◆ Given passage
-*-

Our study addresses two questions: (i) whether a metaphorical statement is likely to convey a stronger emotional content than its literal counterpart; and (ii) how this emotional content arises in the metaphor, i.e. whether it comes from the source domain, or from the target domain, or rather arises compositionally through interaction of the source and the target. To answer these questions, we conduct a series of experiments, in which human subjects are asked to judge metaphoricity and emotionality of a sentence in a range of settings. We test two experimental hypotheses.
Hypothesis 1: metaphorical uses of words tend to convey more emotion than their literal paraphrases in the same context.
Hypothesis 2: the metaphorical sense of a word tends to carry more emotion than the literal sense of the same word.
To test Hypothesis 1, we compare the emotional content of a metaphorically used word to that of its literal paraphrase in a fixed context, as in the following example.
(2) a. Hillary brushed off the accusations.
b. Hillary dismissed the accusations.
To test Hypothesis 2, we compare the emotional content of the metaphorical sense of a word to a literal sense of that same word in its literal context, as follows.
(3) a. Hillary brushed off the accusations. b. He brushed off the snow.
Here, brushed off is metaphorical in the context of "accusations" but literal in the context of "snow". Our experiments focus on metaphors expressed by a verb, since this is the most frequent type of metaphor, according to corpus studies (Cameron, 2003; Shutova and Teufel, 2010) . In order to obtain a sufficient coverage across metaphorical and literal verb senses we extract our data from Word-Net. For 1639 senses of 440 verbs, we annotate their usage as metaphorical or literal using the crowdsourcing platform, CrowdFlower 1 . We then create datasets of pairs of these usages to test Hypotheses 1 and 2.
Our results support both hypotheses, providing evidence that metaphor is an important mechanism for expressing emotions. Further, the fact that metaphorical uses of words tend to carry more emotion than their literal uses indicates that the emotional content is not simply transferred from the source domain into the target, but rather is a result of meaning composition and interaction of the two domains in the metaphor. For this project, we created a dataset in which verb senses are annotated for both metaphoricity and emotionality. In addition, the metaphorical uses are paired with their human-validated interpretations in the form of literal paraphrases. We have made this dataset freely available online. 2 We expect that this dataset, the first of its kind, will find many applications in NLP, including the development and testing of metaphor identification and interpretation systems, modeling regular polysemy in word sense disambiguation, distinguishing between near-synonyms in natural language generation, and, not least, the development of sentiment analysis systems that can operate on real-world, metaphor-rich texts.

-*-

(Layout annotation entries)
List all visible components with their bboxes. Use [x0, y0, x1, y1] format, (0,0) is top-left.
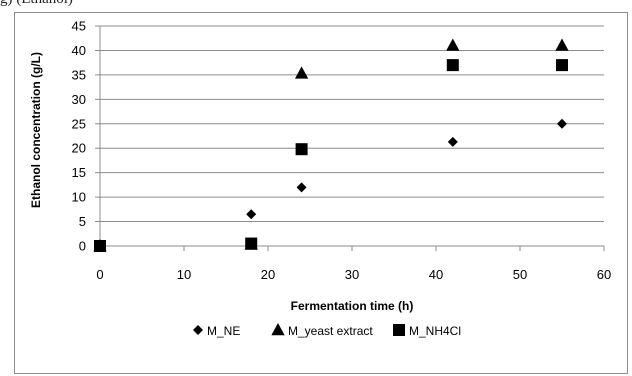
x-tick-label: 20 [261, 267, 275, 282]
y-tick-label: 40 [72, 43, 86, 58]
figure-caption: g) (Ethanol) [0, 0, 632, 11]
legend-marker-triangle [271, 323, 285, 336]
tick-labels: 0 5 10 15 20 25 30 35 40 45 0 10 20 30 40 50 60 [72, 19, 612, 283]
data-point-square [245, 237, 258, 250]
gridlines [100, 25, 604, 223]
data-point-square [556, 59, 568, 72]
data-point-diamond [447, 136, 458, 147]
y-tick-label: 5 [79, 214, 86, 229]
data-point-square [295, 143, 308, 156]
legend-marker-diamond [193, 325, 203, 335]
y-tick-label: 35 [72, 67, 86, 82]
legend-label: M_NH4Cl [409, 324, 461, 338]
data-point-diamond [557, 118, 567, 129]
x-tick-label: 60 [597, 267, 611, 282]
data-point-diamond [296, 182, 307, 193]
x-axis-title: Fermentation time (h) [291, 299, 414, 313]
legend-item: M_NH4Cl [393, 324, 461, 338]
data-point-triangle [294, 66, 309, 79]
data-point-triangle [446, 38, 460, 51]
y-axis-title: Ethanol concentration (g/L) [29, 52, 43, 208]
y-tick-label: 30 [72, 92, 86, 107]
data-marks [93, 38, 569, 252]
y-tick-label: 45 [72, 19, 86, 34]
x-tick-label: 50 [513, 267, 527, 282]
legend-label: M_yeast extract [288, 324, 373, 338]
y-tick-label: 25 [72, 116, 86, 131]
legend-item: M_NE [193, 324, 240, 338]
x-tick-label: 40 [429, 267, 443, 282]
y-tick-label: 20 [72, 141, 86, 156]
legend-label: M_NE [207, 324, 240, 338]
y-tick-label: 0 [79, 239, 86, 254]
y-tick-label: 10 [72, 190, 86, 205]
legend-marker-square [393, 324, 405, 336]
legend-item: M_yeast extract [271, 323, 373, 338]
x-tick-label: 30 [345, 267, 359, 282]
x-tick-label: 10 [177, 267, 191, 282]
data-point-square [94, 240, 106, 252]
legend: M_NE M_yeast extract M_NH4Cl [193, 323, 461, 338]
chart-frame [14, 12, 628, 374]
y-tick-label: 15 [72, 165, 86, 180]
x-tick-label: 0 [96, 267, 103, 282]
axes [95, 25, 605, 251]
data-point-diamond [246, 209, 257, 220]
data-point-square [446, 59, 459, 72]
data-point-triangle [555, 38, 569, 51]
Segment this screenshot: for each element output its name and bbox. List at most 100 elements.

-*-

◆ What this exercise asks
1. In the passage on metaphor and emotion, what crowdsourcing platform was used to label verb usages as metaphorical or literal?
2. Could you quote the entries from the line containing "x-tick-label: 20 [261, 267, 275, 282]" through the final line of the entries, both included, without any changes?

◆ Exercise solutions
1. CrowdFlower

2.
x-tick-label: 20 [261, 267, 275, 282]
y-tick-label: 40 [72, 43, 86, 58]
figure-caption: g) (Ethanol) [0, 0, 632, 11]
legend-marker-triangle [271, 323, 285, 336]
tick-labels: 0 5 10 15 20 25 30 35 40 45 0 10 20 30 40 50 60 [72, 19, 612, 283]
data-point-square [245, 237, 258, 250]
gridlines [100, 25, 604, 223]
data-point-square [556, 59, 568, 72]
data-point-diamond [447, 136, 458, 147]
y-tick-label: 5 [79, 214, 86, 229]
data-point-square [295, 143, 308, 156]
legend-marker-diamond [193, 325, 203, 335]
y-tick-label: 35 [72, 67, 86, 82]
legend-label: M_NH4Cl [409, 324, 461, 338]
data-point-diamond [557, 118, 567, 129]
x-tick-label: 60 [597, 267, 611, 282]
data-point-diamond [296, 182, 307, 193]
x-axis-title: Fermentation time (h) [291, 299, 414, 313]
legend-item: M_NH4Cl [393, 324, 461, 338]
data-point-triangle [294, 66, 309, 79]
data-point-triangle [446, 38, 460, 51]
y-axis-title: Ethanol concentration (g/L) [29, 52, 43, 208]
y-tick-label: 30 [72, 92, 86, 107]
data-marks [93, 38, 569, 252]
y-tick-label: 45 [72, 19, 86, 34]
x-tick-label: 50 [513, 267, 527, 282]
legend-label: M_yeast extract [288, 324, 373, 338]
y-tick-label: 25 [72, 116, 86, 131]
legend-item: M_NE [193, 324, 240, 338]
x-tick-label: 40 [429, 267, 443, 282]
y-tick-label: 20 [72, 141, 86, 156]
legend-label: M_NE [207, 324, 240, 338]
y-tick-label: 0 [79, 239, 86, 254]
y-tick-label: 10 [72, 190, 86, 205]
legend-marker-square [393, 324, 405, 336]
legend-item: M_yeast extract [271, 323, 373, 338]
x-tick-label: 30 [345, 267, 359, 282]
x-tick-label: 10 [177, 267, 191, 282]
data-point-square [94, 240, 106, 252]
legend: M_NE M_yeast extract M_NH4Cl [193, 323, 461, 338]
chart-frame [14, 12, 628, 374]
y-tick-label: 15 [72, 165, 86, 180]
x-tick-label: 0 [96, 267, 103, 282]
axes [95, 25, 605, 251]
data-point-diamond [246, 209, 257, 220]
data-point-square [446, 59, 459, 72]
data-point-triangle [555, 38, 569, 51]
Segment this screenshot: for each element output its name and bbox. List at most 100 elements.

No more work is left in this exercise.